— Begin PROVIDED MATERIAL —

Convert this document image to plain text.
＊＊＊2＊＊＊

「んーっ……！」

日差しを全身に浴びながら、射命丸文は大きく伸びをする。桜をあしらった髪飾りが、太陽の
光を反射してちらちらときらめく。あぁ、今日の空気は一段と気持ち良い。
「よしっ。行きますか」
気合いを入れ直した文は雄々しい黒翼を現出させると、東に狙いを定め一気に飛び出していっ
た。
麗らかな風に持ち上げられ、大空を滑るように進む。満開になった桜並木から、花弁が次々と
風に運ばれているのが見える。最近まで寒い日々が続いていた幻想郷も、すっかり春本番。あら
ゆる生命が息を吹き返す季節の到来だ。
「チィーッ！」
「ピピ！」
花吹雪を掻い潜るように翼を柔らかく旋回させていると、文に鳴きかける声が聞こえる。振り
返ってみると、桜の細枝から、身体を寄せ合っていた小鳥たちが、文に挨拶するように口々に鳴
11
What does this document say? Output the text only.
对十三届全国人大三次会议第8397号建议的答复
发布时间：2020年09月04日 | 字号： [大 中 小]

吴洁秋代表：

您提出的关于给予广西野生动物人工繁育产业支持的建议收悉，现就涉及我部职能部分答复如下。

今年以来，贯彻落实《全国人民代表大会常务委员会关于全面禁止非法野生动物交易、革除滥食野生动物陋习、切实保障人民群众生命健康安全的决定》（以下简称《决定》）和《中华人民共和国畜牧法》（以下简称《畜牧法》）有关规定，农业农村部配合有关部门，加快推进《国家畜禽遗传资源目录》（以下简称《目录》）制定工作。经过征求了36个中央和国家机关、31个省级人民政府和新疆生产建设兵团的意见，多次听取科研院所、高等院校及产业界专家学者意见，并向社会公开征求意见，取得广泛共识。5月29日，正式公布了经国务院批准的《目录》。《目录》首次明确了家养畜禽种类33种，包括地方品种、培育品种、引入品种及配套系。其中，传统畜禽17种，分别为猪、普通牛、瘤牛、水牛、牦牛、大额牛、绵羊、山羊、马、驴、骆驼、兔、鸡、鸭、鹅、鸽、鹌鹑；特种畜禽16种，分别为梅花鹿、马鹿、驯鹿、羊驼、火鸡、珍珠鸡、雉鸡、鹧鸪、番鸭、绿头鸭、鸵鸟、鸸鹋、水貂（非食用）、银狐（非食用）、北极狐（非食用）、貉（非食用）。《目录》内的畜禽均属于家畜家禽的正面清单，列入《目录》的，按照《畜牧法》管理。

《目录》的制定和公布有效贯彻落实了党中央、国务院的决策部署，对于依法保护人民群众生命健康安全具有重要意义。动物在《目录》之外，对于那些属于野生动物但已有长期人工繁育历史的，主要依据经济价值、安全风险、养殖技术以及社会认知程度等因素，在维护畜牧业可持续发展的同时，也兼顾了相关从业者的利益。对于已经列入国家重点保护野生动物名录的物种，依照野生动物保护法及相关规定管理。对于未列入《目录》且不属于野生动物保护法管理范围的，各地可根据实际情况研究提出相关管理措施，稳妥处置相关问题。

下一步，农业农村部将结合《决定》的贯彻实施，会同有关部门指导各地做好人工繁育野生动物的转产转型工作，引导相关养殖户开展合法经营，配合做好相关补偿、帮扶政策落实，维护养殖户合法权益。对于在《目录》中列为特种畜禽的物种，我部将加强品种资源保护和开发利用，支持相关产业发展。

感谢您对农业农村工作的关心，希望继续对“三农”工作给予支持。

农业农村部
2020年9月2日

— End PROVIDED MATERIAL —

GOAL: Starting from the line containing "What does this" and ending with the final line of the data, reproduce each line exactly as it appears, including no other lines.

EXERCISE OUTPUT:
What does this document say? Output the text only.
对十三届全国人大三次会议第8397号建议的答复
发布时间：2020年09月04日 | 字号： [大 中 小]

吴洁秋代表：

您提出的关于给予广西野生动物人工繁育产业支持的建议收悉，现就涉及我部职能部分答复如下。

今年以来，贯彻落实《全国人民代表大会常务委员会关于全面禁止非法野生动物交易、革除滥食野生动物陋习、切实保障人民群众生命健康安全的决定》（以下简称《决定》）和《中华人民共和国畜牧法》（以下简称《畜牧法》）有关规定，农业农村部配合有关部门，加快推进《国家畜禽遗传资源目录》（以下简称《目录》）制定工作。经过征求了36个中央和国家机关、31个省级人民政府和新疆生产建设兵团的意见，多次听取科研院所、高等院校及产业界专家学者意见，并向社会公开征求意见，取得广泛共识。5月29日，正式公布了经国务院批准的《目录》。《目录》首次明确了家养畜禽种类33种，包括地方品种、培育品种、引入品种及配套系。其中，传统畜禽17种，分别为猪、普通牛、瘤牛、水牛、牦牛、大额牛、绵羊、山羊、马、驴、骆驼、兔、鸡、鸭、鹅、鸽、鹌鹑；特种畜禽16种，分别为梅花鹿、马鹿、驯鹿、羊驼、火鸡、珍珠鸡、雉鸡、鹧鸪、番鸭、绿头鸭、鸵鸟、鸸鹋、水貂（非食用）、银狐（非食用）、北极狐（非食用）、貉（非食用）。《目录》内的畜禽均属于家畜家禽的正面清单，列入《目录》的，按照《畜牧法》管理。

《目录》的制定和公布有效贯彻落实了党中央、国务院的决策部署，对于依法保护人民群众生命健康安全具有重要意义。动物在《目录》之外，对于那些属于野生动物但已有长期人工繁育历史的，主要依据经济价值、安全风险、养殖技术以及社会认知程度等因素，在维护畜牧业可持续发展的同时，也兼顾了相关从业者的利益。对于已经列入国家重点保护野生动物名录的物种，依照野生动物保护法及相关规定管理。对于未列入《目录》且不属于野生动物保护法管理范围的，各地可根据实际情况研究提出相关管理措施，稳妥处置相关问题。

下一步，农业农村部将结合《决定》的贯彻实施，会同有关部门指导各地做好人工繁育野生动物的转产转型工作，引导相关养殖户开展合法经营，配合做好相关补偿、帮扶政策落实，维护养殖户合法权益。对于在《目录》中列为特种畜禽的物种，我部将加强品种资源保护和开发利用，支持相关产业发展。

感谢您对农业农村工作的关心，希望继续对“三农”工作给予支持。

农业农村部
2020年9月2日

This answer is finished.